MATERIAL FOR THE TASK:
========================

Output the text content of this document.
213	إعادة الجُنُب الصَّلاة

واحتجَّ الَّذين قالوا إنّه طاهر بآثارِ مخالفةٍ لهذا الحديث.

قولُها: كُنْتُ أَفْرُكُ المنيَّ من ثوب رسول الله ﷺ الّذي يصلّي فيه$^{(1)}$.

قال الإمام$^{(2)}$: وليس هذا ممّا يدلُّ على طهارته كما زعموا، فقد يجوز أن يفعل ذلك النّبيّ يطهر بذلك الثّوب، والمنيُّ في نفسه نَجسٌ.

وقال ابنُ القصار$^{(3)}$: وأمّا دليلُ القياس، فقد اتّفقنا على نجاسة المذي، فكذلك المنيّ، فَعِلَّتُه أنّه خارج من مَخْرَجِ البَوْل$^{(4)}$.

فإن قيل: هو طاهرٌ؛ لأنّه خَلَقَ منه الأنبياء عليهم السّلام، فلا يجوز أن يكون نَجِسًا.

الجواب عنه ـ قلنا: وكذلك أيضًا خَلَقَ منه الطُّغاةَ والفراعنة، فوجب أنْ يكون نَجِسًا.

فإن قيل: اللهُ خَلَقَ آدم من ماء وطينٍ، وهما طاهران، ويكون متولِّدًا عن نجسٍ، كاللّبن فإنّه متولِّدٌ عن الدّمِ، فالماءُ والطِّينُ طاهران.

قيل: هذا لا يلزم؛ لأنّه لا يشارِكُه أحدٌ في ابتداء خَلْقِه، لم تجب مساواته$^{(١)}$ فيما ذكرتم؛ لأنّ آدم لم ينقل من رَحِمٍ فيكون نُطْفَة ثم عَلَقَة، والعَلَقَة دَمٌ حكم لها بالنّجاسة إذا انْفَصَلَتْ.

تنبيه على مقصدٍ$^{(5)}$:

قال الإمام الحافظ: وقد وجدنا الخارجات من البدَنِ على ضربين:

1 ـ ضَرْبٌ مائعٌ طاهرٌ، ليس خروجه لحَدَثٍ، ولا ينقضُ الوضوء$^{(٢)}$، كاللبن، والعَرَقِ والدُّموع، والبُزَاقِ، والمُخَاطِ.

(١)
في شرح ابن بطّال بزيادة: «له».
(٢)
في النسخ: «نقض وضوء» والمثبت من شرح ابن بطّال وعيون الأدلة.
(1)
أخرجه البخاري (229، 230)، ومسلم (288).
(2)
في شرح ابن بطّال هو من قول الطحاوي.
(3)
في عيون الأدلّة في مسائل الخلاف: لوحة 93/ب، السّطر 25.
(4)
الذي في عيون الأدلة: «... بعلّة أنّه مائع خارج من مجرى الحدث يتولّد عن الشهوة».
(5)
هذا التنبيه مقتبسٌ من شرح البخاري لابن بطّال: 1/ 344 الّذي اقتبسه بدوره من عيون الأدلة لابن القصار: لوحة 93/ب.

========================

EXERCISE GOAL: Across the entries, how many lines hold the word "الإمام"? Say only the number.

CORRECT RESPONSE: 2